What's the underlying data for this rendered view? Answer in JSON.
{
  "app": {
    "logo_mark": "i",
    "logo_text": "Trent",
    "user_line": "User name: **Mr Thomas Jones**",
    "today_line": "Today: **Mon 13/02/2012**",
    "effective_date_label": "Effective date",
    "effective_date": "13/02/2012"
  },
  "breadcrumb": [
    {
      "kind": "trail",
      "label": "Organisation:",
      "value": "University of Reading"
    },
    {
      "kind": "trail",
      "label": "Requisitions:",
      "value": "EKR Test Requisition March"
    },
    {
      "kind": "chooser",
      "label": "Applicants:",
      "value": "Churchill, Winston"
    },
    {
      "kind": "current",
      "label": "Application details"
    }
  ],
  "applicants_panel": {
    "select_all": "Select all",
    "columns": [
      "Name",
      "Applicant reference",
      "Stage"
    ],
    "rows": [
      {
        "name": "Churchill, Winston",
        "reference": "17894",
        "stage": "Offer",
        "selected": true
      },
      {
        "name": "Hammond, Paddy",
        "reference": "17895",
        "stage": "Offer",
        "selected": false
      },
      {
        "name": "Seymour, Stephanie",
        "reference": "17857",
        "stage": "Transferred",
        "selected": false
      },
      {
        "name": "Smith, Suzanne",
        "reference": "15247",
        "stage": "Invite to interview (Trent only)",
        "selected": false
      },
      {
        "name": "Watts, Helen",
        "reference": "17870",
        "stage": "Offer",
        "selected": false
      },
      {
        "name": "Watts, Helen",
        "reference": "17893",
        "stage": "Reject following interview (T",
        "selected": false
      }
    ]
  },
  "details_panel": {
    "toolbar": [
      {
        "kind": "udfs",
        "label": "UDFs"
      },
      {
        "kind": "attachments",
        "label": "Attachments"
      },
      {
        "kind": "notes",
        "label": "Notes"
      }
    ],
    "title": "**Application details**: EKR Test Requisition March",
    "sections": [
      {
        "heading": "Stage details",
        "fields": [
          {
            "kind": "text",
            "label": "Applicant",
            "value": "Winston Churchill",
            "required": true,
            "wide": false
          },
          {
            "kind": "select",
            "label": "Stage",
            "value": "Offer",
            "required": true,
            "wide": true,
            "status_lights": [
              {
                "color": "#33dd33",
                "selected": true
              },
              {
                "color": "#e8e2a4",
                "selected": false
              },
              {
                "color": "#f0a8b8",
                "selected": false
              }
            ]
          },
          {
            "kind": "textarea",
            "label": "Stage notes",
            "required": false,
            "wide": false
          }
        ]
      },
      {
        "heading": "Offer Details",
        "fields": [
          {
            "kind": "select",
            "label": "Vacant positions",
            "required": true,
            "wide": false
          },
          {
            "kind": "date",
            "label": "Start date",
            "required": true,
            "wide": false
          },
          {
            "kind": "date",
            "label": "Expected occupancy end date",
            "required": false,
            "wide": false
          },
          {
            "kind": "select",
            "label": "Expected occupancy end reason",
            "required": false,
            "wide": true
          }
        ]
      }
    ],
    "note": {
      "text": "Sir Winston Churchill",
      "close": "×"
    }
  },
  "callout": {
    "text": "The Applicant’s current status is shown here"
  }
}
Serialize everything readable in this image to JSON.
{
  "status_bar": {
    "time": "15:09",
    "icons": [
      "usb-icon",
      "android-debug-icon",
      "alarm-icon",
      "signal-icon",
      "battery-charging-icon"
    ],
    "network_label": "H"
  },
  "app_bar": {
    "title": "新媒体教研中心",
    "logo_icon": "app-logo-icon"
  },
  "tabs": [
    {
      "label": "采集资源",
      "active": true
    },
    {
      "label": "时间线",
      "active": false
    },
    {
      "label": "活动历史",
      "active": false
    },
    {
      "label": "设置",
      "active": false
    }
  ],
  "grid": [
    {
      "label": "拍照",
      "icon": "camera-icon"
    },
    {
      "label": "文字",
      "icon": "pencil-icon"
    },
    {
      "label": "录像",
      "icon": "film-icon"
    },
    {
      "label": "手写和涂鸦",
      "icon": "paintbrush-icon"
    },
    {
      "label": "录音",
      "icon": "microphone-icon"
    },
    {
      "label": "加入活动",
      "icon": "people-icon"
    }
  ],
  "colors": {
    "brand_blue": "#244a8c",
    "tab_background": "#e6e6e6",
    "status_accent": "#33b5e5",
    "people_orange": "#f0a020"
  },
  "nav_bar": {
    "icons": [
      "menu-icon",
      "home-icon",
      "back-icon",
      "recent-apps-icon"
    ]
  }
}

● Aim
Pull out every line from the one with "Serialize everything readable" to the end of the listing, and output only those.

● Correct output
Serialize everything readable in this image to JSON.
{
  "status_bar": {
    "time": "15:09",
    "icons": [
      "usb-icon",
      "android-debug-icon",
      "alarm-icon",
      "signal-icon",
      "battery-charging-icon"
    ],
    "network_label": "H"
  },
  "app_bar": {
    "title": "新媒体教研中心",
    "logo_icon": "app-logo-icon"
  },
  "tabs": [
    {
      "label": "采集资源",
      "active": true
    },
    {
      "label": "时间线",
      "active": false
    },
    {
      "label": "活动历史",
      "active": false
    },
    {
      "label": "设置",
      "active": false
    }
  ],
  "grid": [
    {
      "label": "拍照",
      "icon": "camera-icon"
    },
    {
      "label": "文字",
      "icon": "pencil-icon"
    },
    {
      "label": "录像",
      "icon": "film-icon"
    },
    {
      "label": "手写和涂鸦",
      "icon": "paintbrush-icon"
    },
    {
      "label": "录音",
      "icon": "microphone-icon"
    },
    {
      "label": "加入活动",
      "icon": "people-icon"
    }
  ],
  "colors": {
    "brand_blue": "#244a8c",
    "tab_background": "#e6e6e6",
    "status_accent": "#33b5e5",
    "people_orange": "#f0a020"
  },
  "nav_bar": {
    "icons": [
      "menu-icon",
      "home-icon",
      "back-icon",
      "recent-apps-icon"
    ]
  }
}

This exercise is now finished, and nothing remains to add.